From the records below, copy every line that contains the word "jest".

-- START ENTRIES SHOWN --

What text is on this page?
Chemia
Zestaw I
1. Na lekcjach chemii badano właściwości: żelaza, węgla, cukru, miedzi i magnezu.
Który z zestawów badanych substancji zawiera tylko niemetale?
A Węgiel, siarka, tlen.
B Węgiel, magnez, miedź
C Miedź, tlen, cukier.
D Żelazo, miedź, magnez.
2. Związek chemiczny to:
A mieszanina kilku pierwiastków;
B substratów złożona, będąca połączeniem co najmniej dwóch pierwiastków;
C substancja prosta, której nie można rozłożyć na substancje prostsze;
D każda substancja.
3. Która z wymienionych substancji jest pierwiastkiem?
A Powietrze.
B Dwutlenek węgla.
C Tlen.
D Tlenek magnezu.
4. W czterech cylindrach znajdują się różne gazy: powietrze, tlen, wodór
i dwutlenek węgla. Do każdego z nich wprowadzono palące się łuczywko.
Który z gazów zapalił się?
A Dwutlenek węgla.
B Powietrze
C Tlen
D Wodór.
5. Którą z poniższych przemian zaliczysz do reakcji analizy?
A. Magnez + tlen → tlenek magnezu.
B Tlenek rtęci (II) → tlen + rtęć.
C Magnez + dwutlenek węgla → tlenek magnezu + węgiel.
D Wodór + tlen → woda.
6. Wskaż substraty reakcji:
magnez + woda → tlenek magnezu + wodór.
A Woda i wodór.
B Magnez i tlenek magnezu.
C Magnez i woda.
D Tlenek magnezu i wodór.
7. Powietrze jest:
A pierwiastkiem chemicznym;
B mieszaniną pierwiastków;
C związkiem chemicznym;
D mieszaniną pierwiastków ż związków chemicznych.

-- END ENTRIES SHOWN --

> **SOLVED EXERCISE**:
3. Która z wymienionych substancji jest pierwiastkiem?
7. Powietrze jest:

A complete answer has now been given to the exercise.